| GIVEN EXERCISE |
What lines of the data include the string "BEBEBE"? Copy them all.

| INFORMATION PROVIDED |
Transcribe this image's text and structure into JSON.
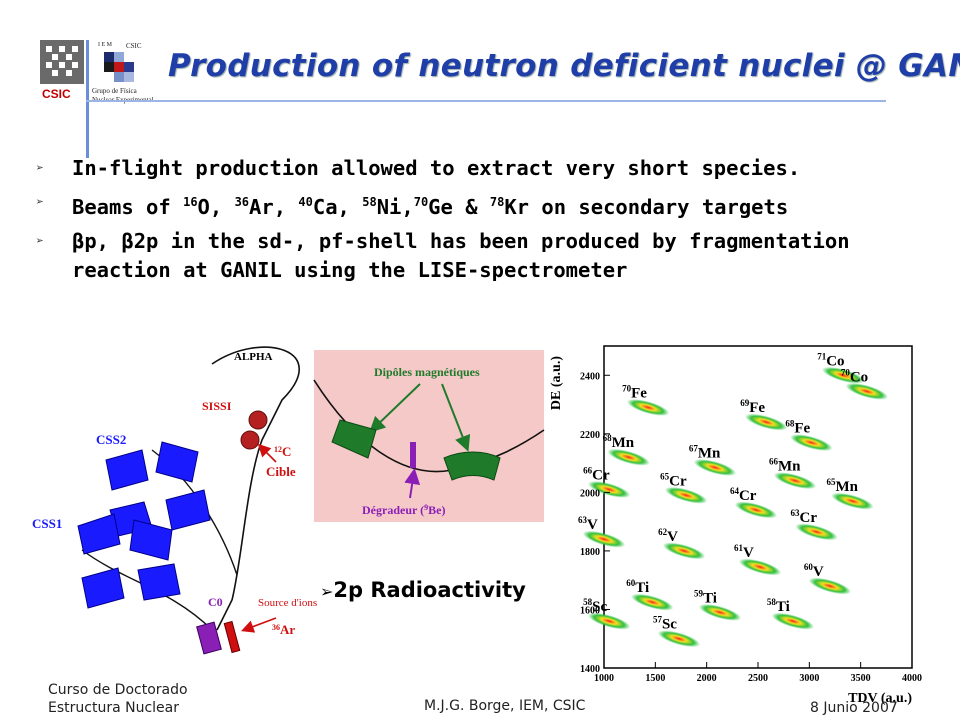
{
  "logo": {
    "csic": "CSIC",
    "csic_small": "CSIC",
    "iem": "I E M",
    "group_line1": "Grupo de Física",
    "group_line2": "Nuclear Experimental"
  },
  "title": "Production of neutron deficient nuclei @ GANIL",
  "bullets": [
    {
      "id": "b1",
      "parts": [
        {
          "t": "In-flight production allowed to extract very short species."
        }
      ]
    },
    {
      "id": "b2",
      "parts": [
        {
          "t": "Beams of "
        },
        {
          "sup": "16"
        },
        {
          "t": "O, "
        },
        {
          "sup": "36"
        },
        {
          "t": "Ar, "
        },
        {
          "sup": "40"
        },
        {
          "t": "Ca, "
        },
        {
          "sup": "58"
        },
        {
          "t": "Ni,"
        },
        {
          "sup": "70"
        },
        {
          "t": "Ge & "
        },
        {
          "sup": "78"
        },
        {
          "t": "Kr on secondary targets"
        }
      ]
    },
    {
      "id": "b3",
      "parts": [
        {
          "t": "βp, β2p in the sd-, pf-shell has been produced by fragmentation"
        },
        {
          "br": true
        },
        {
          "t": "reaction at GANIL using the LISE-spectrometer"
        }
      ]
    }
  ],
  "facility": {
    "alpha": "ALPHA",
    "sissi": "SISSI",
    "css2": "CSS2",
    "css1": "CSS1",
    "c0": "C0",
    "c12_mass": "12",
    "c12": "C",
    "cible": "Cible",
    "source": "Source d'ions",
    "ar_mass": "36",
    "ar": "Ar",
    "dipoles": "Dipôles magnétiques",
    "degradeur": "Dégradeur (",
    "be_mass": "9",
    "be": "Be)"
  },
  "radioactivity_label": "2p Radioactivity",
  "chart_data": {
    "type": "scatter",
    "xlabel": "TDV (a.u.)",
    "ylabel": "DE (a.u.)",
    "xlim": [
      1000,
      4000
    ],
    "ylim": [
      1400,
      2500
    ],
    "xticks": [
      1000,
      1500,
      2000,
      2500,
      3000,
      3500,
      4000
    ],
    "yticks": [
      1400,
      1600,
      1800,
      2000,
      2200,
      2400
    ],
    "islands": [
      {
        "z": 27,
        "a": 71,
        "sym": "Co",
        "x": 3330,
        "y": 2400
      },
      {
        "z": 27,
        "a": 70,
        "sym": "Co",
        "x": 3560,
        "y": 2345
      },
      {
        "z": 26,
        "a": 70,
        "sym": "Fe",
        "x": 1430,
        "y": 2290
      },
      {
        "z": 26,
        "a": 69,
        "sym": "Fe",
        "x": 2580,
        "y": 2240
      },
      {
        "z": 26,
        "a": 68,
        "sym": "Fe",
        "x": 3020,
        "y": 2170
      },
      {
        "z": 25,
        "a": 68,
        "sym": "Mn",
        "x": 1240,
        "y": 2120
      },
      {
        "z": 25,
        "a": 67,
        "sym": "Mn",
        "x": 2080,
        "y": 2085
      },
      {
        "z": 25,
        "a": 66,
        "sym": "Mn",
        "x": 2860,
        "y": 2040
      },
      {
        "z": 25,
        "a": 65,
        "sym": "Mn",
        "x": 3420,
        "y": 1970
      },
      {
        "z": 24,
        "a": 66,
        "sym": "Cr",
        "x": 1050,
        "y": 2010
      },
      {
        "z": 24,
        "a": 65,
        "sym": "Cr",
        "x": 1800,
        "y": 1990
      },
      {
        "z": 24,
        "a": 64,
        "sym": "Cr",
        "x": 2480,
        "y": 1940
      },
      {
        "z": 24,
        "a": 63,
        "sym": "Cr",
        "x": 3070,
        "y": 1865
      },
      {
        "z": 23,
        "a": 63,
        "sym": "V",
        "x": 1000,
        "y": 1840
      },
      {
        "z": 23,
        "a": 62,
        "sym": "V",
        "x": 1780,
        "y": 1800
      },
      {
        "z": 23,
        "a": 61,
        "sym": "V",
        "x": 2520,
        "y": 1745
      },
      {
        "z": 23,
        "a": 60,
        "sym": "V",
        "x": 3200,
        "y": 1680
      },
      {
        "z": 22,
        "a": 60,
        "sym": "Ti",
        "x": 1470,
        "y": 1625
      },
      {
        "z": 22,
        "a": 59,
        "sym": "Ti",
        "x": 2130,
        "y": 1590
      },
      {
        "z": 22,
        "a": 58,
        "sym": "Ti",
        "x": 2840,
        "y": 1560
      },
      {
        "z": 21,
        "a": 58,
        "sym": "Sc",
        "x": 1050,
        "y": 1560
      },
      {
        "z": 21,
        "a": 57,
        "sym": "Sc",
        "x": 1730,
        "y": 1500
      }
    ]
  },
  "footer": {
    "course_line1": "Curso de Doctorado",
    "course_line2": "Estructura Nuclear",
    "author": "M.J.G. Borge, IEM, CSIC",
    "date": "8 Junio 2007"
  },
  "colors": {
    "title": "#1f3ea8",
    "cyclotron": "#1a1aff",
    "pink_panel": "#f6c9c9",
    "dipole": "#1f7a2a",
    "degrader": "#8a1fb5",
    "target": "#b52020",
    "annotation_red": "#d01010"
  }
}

* * *

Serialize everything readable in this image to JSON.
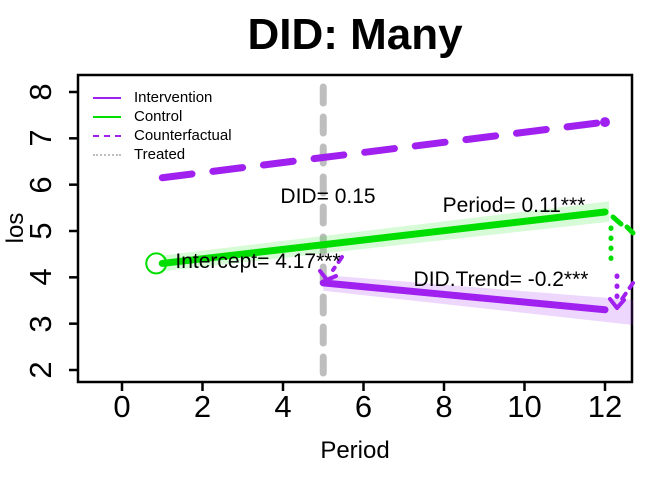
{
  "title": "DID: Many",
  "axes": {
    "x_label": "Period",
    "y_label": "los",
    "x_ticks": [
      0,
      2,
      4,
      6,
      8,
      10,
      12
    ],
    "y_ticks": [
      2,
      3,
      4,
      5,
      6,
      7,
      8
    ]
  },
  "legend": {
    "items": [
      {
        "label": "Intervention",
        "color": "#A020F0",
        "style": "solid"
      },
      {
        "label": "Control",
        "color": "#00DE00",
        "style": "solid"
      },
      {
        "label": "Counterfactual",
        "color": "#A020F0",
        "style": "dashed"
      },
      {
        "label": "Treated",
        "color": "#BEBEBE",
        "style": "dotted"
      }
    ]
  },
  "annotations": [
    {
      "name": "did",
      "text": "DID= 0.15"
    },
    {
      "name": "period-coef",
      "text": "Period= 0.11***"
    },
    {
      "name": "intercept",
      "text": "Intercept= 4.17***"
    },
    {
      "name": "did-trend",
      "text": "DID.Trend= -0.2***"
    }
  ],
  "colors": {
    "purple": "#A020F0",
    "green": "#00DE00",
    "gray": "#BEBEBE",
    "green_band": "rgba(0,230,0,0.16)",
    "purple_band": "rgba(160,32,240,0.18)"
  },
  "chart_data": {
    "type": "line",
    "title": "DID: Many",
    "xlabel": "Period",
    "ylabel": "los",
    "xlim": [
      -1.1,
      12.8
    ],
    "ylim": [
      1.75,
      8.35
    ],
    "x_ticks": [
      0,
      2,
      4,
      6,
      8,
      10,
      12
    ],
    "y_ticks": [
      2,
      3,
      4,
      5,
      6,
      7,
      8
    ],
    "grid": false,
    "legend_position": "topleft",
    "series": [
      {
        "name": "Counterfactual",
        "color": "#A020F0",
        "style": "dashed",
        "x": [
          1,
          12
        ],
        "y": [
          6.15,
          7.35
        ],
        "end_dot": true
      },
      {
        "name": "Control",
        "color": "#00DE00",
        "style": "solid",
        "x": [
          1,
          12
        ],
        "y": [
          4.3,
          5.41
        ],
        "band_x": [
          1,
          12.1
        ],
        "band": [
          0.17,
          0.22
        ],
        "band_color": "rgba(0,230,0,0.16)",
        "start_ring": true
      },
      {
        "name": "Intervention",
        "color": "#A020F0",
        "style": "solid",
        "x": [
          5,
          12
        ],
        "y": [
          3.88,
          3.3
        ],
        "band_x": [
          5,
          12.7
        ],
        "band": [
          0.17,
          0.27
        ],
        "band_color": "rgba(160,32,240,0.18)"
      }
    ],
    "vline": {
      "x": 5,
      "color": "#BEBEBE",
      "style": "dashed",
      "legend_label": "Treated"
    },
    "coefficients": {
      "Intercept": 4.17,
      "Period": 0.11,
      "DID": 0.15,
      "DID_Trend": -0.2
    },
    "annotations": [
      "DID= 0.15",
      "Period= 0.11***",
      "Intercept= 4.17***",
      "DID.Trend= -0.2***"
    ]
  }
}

--

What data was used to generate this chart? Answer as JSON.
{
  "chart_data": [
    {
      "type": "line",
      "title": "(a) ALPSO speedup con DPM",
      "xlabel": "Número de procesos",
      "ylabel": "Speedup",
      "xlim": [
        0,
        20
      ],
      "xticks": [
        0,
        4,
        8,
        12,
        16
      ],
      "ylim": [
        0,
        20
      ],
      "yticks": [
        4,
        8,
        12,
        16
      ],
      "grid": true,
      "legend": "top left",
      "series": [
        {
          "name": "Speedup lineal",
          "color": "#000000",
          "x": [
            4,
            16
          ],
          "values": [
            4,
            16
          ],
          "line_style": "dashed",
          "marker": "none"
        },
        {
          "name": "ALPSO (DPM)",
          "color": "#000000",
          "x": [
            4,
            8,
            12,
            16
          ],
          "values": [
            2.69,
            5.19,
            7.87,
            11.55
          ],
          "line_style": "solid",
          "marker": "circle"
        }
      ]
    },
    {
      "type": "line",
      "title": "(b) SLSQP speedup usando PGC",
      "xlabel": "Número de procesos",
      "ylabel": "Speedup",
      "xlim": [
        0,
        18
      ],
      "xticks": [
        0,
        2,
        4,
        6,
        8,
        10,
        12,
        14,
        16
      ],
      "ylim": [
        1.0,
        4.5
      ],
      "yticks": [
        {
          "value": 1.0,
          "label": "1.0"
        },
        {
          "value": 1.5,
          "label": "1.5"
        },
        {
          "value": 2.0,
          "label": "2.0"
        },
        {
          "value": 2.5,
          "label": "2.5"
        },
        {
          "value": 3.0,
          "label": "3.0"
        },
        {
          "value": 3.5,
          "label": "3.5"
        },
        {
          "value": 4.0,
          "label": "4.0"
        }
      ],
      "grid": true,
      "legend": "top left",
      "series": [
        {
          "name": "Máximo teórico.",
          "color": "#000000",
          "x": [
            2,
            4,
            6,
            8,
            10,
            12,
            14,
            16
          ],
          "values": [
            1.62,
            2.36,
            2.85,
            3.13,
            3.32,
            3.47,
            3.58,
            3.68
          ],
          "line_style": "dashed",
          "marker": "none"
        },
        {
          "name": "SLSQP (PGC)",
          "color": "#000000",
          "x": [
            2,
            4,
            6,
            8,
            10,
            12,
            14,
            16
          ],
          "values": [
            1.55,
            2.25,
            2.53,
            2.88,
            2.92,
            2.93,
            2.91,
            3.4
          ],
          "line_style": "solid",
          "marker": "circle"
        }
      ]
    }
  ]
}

| FINISHED ANSWER |
        "color": "#BEBEBE",
    "gray": "#BEBEBE",
      "color": "#BEBEBE",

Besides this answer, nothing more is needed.